▶ _Text under study_

- Opening Delimiter -

The Critics: Why I'm a born-again Durannie

Duran Duran Birmingham NEC The Big Re-Wind Tour Birmingham NEC

Well, it's happened. I've become an old fogey. I've watched Top of the Pops and I've had to conclude that it wasn't like that in my young day. I've shaken my greying head at the boy bands and girl bands and boy/girl bands, then I've looked over at Duran Duran's Greatest compilation, and I've noted that - vapid, flat-voiced poseurs they may have been - at least they wrote their own songs and played their own instruments. At this rate, it can be only a matter of weeks before I start saying that Margaret Thatcher was the best Prime Minister we ever had.

What is so upsetting is that I never liked Duran Duran at the time - or any of the other bands which haunted Top of the Pops in the early 1980s. Their music had no oomph to it, no sweat, no rock'n'roll (I was at a difficult age), and I was delighted when it went out of vogue as quickly as the haircuts of the men who made it.

Now the wheel of fashion has spinned right round, baby, right round. Plays are being staged about New Romantics, there are clubs in which people dance to nothing more recent than "I Should Be So Lucky" and The Wedding Singer will not be the last film to look back at the red leather jacket with a wistful tear in its garishly made-up eye. So was I wrong? Was I letting snobbishness deny me the pleasure of some wondrous pop music?

I expected Duran Duran to reassure me that the answer to the above questions is no. Say what you like about an Eighties revival, but Duran Duran are in a pitiable state. They've been dropped by their record company, and three out of the five original members have jumped ship - or rather, jumped Mediterranean yacht - leaving just pouting keyboard player Nick Rhodes and pouting singer Simon Le Bon. And it's been several years since Dawn French joked that the Le Bons must be a very modern couple, what with Simon taking the surname of his famous wife. If you want to be convinced of the duffness of the Eighties, look no further.

No one seems to have mentioned this to the people of the West Midlands. Years after Duran Duran's last hit, the NEC Arena was filled with 12,000 fans, all of whom stood up and sang along with every meaningless word from the first rumblings of "Planet Earth". We can dismiss this reception as biased, perhaps - Duran Duran are locals - but, alas, it's harder to dismiss my own urge to join in. The music was distressingly exciting.

Nor do I think I was wearing rose-tinted, taste-sapping, I-remember-this- one nostalgic spectacles, because this was not how I remember Duran Duran. Yes, I recognised the gigantic tunes, but I don't recall the band ever sounding so dark or spacey. I don't recall their industrial techno edge or their avant-garde guitar: I was expecting garbage, not Garbage.

For the sake of my own credibility, I should point out that Le Bon sings like a drunken middle-manager on karaoke night, and in his grey suit he looks like one, too. "Wild Boys" is an embarrassing Adam and the Ants rip-off, and the "why-yi-yi" bit on "The Reflex" has lost none of its capacity to irritate. Also, I'm reassured that I didn't miss anything out in the 1980s. Those old records are still blighted by the production - the trebly, headless guitars, the drums that clicked like grasshoppers, the trumpets badly impersonated by synthesisers - and by the memory of the hideous yuppies responsible for them. Now, however, in a new context, there's no denying the grandeur of the melodies. Le Bon would be on a golf course today with his near-namesake, Bono, debating the pros and cons of being the British Isles's biggest bands, if only Duran Duran had spent more money in the Eighties on singing lessons and less on Mad Max's cast-offs, hi-tech recording studios, exotic videos and exotic girlfriends. Mind you, when I put it like that, it seems like Duran Duran got things the right way round.

- Closing Delimiter -

▶ _Given data_
- Opening Delimiter -

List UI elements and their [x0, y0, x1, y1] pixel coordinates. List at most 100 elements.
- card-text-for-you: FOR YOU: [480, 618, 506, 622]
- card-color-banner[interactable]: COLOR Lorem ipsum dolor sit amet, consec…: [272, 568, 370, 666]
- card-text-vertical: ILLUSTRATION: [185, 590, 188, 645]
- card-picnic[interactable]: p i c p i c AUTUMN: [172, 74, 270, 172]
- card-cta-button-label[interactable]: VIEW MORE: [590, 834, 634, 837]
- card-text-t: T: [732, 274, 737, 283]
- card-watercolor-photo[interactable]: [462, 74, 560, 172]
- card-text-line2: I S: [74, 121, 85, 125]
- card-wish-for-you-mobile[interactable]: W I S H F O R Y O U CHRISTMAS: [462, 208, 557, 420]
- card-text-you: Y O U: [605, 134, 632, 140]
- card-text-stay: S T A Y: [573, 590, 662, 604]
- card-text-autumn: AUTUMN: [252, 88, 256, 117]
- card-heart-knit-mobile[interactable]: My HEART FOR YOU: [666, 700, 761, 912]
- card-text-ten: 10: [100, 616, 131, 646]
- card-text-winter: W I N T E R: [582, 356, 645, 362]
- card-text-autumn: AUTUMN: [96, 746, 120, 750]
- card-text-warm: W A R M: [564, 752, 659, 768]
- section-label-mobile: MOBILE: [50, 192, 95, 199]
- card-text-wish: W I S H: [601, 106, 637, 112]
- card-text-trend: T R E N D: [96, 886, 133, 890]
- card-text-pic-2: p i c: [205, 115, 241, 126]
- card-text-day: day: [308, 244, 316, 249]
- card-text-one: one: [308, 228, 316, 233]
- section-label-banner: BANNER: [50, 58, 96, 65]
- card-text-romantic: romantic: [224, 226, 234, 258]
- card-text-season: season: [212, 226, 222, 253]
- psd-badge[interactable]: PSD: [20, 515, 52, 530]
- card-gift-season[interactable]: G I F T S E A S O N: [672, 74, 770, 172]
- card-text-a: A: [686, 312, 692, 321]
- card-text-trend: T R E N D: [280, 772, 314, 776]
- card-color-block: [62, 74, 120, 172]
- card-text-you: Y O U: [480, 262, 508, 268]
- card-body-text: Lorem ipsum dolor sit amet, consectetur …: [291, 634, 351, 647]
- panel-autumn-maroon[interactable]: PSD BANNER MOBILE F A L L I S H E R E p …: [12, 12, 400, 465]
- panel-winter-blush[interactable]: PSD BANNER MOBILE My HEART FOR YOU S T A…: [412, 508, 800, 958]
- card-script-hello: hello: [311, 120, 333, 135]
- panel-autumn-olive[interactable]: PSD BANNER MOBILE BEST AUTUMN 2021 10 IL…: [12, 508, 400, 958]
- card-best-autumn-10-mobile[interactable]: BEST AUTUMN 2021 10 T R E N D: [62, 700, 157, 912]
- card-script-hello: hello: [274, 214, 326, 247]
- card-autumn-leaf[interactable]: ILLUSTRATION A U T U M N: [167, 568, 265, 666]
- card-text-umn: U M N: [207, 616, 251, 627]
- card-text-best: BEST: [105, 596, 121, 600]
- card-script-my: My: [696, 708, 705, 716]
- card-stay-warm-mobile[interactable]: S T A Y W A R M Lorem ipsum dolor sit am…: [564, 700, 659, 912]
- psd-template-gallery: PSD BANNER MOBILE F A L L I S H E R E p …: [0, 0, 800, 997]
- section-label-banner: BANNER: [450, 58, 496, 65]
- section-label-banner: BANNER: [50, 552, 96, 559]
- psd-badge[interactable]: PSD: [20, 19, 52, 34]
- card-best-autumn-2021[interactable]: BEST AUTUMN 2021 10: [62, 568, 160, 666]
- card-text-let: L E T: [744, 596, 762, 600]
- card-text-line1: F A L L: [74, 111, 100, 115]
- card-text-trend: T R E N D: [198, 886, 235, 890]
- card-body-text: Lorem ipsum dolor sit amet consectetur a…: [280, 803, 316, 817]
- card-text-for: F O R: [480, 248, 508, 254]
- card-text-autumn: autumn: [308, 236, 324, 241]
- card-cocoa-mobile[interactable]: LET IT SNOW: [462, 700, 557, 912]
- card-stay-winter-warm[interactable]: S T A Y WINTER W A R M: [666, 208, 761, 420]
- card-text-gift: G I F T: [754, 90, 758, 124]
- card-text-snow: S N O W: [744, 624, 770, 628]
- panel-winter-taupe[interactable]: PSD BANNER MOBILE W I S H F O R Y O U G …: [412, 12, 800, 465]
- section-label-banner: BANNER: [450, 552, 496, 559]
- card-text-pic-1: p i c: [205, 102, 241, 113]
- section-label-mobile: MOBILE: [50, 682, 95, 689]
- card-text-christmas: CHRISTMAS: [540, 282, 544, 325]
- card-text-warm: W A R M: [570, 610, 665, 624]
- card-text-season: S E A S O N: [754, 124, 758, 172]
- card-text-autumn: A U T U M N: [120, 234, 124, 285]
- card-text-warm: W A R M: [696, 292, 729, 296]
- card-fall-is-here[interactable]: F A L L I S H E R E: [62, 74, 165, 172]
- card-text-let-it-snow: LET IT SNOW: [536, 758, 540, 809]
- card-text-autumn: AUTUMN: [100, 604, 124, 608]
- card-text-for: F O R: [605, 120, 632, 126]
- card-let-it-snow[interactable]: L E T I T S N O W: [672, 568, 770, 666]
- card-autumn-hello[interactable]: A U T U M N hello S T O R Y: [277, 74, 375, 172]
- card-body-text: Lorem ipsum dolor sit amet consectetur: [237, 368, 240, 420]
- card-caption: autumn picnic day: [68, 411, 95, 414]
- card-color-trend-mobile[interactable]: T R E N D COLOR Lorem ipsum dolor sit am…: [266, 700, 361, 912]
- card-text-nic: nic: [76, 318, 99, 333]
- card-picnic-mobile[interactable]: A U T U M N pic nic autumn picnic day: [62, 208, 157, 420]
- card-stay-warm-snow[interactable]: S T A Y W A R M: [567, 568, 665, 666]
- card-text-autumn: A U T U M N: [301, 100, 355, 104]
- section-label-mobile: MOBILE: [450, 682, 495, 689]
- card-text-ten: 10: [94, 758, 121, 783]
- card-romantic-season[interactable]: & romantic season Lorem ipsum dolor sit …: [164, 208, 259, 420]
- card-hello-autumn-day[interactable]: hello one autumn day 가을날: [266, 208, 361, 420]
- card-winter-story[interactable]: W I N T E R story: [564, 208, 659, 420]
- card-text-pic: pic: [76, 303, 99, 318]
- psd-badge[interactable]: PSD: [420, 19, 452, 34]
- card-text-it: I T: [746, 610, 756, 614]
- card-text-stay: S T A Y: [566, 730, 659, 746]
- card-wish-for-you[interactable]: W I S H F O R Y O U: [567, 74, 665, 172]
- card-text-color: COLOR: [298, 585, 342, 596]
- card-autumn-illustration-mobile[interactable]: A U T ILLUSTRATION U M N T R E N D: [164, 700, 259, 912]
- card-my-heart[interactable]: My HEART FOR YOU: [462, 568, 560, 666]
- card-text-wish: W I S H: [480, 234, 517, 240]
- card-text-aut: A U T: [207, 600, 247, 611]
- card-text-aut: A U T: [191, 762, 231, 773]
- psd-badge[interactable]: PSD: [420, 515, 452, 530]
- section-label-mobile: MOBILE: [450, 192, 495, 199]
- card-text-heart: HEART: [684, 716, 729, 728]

- Closing Delimiter -

▶ _Exercise tasks_
1: According to the review, why does the writer reject the idea that his enjoyment of the concert was due to nostalgia? Answer in one to three sentences.
2: Copy out the passage of the review from "Nor do I think" up to and including "garbage, not Garbage.", changing "spectacles" to "glasses".
The entries come from a separate source, unrelated to the review.

▶ _Numbered responses_
1: He says the band did not sound the way he remembers Duran Duran. He does not recall them ever sounding so dark or spacey, or having an industrial techno edge or avant-garde guitar.

2:
Nor do I think I was wearing rose-tinted, taste-sapping, I-remember-this- one nostalgic glasses, because this was not how I remember Duran Duran. Yes, I recognised the gigantic tunes, but I don't recall the band ever sounding so dark or spacey. I don't recall their industrial techno edge or their avant-garde guitar: I was expecting garbage, not Garbage.